» WHAT THE TASK REQUIRES: Take from the records below each line that holds "hujus".

※

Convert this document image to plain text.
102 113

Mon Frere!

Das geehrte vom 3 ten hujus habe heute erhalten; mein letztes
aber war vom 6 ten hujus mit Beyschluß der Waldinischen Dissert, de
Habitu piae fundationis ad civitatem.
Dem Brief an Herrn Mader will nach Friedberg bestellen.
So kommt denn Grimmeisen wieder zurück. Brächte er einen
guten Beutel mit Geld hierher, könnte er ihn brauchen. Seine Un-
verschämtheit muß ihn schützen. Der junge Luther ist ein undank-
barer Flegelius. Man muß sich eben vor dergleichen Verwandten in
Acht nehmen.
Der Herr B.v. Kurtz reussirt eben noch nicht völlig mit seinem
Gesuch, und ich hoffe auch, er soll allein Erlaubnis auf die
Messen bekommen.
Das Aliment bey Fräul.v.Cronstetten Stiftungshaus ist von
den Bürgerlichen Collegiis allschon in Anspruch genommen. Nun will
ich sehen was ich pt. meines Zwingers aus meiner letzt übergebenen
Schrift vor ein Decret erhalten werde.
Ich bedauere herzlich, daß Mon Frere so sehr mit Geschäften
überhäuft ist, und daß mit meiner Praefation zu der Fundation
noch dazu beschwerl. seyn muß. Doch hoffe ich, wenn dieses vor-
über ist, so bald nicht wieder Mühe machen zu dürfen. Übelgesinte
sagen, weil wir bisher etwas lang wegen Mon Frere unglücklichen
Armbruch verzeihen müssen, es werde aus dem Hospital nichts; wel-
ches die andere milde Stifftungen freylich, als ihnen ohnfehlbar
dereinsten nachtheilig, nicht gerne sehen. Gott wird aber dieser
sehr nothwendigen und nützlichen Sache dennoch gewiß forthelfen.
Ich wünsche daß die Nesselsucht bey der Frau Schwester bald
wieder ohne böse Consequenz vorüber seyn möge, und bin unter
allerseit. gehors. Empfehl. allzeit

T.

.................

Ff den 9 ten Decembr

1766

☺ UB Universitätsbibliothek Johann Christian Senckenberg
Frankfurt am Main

※

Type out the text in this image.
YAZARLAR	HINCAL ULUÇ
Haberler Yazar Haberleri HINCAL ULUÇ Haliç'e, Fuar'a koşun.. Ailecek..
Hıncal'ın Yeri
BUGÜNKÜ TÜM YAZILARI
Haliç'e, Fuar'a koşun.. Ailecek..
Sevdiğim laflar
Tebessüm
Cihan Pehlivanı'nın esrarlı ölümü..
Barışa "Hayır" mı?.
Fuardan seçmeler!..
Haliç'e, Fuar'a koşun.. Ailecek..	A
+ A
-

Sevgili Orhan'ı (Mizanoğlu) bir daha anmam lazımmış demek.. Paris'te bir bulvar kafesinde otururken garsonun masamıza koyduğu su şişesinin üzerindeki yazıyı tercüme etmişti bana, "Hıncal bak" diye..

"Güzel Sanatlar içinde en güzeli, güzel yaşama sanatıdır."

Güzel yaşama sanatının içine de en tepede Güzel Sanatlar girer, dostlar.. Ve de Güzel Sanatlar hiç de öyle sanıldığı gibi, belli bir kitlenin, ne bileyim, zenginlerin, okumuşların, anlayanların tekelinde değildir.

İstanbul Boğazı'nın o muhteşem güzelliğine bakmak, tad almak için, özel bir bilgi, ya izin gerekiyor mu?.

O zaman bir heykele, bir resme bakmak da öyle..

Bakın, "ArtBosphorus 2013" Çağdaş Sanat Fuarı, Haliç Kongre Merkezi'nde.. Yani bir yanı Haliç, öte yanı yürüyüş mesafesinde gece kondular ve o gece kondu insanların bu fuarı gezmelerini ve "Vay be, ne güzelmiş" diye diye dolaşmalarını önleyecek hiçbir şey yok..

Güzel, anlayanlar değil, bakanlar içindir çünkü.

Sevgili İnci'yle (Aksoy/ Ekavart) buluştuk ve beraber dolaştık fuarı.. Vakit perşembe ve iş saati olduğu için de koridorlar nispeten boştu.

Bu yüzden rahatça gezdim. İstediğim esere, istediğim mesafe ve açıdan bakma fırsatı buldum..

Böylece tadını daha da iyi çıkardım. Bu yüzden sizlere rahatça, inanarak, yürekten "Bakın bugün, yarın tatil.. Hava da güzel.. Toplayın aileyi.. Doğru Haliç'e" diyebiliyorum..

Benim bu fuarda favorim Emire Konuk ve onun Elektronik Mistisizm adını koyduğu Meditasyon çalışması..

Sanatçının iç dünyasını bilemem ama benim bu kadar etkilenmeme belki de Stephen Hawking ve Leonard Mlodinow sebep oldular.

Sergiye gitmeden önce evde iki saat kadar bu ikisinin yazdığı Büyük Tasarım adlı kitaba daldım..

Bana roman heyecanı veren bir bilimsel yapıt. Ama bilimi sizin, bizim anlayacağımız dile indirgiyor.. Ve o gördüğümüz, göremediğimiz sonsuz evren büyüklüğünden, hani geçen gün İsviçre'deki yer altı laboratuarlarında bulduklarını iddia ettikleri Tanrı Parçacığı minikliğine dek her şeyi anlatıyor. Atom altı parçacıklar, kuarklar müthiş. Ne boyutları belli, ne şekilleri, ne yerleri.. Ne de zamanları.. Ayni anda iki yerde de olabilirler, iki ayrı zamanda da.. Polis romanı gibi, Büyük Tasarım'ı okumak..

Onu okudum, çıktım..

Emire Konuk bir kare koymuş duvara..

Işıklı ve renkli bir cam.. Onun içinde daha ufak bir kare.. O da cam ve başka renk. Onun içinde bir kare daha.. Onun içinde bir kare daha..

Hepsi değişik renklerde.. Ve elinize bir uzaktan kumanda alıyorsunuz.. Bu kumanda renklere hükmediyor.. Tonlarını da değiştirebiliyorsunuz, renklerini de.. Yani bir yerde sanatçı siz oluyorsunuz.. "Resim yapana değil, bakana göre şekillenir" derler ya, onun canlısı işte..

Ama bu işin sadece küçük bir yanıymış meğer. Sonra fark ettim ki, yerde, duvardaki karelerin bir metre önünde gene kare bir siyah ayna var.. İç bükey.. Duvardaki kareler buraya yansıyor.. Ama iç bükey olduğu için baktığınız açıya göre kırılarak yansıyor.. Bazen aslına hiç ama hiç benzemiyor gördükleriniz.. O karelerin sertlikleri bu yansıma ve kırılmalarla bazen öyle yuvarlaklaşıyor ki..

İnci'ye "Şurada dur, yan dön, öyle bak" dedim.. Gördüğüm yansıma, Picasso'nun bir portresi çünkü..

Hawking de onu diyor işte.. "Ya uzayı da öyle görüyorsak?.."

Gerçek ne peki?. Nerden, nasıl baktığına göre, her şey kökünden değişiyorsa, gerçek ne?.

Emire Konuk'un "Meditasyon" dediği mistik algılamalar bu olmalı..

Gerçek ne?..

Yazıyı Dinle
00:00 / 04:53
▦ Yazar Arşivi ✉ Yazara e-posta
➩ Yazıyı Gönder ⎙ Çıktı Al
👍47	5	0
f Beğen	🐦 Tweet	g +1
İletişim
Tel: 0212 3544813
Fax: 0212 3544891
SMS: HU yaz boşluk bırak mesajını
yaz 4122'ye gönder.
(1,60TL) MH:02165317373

※

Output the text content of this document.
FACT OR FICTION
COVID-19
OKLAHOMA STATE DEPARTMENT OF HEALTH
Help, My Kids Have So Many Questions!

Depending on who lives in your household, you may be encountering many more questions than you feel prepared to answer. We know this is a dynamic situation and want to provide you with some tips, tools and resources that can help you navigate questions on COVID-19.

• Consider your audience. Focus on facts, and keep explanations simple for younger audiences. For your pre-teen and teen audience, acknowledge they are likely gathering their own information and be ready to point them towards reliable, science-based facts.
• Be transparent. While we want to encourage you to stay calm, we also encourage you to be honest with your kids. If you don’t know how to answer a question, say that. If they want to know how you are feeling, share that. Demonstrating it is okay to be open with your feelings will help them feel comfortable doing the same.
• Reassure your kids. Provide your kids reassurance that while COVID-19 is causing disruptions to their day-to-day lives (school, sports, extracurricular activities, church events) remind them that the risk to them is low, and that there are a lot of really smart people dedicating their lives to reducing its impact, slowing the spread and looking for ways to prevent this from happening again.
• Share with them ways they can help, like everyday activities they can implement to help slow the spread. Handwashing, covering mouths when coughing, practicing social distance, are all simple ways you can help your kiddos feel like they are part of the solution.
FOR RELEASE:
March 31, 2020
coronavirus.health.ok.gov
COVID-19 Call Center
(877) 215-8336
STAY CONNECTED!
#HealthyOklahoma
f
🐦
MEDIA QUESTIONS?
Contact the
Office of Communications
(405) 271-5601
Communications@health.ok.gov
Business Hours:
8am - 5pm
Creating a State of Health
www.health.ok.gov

※

» EXERCISE ANSWER:
Das geehrte vom 3 ten hujus habe heute erhalten; mein letztes
aber war vom 6 ten hujus mit Beyschluß der Waldinischen Dissert, de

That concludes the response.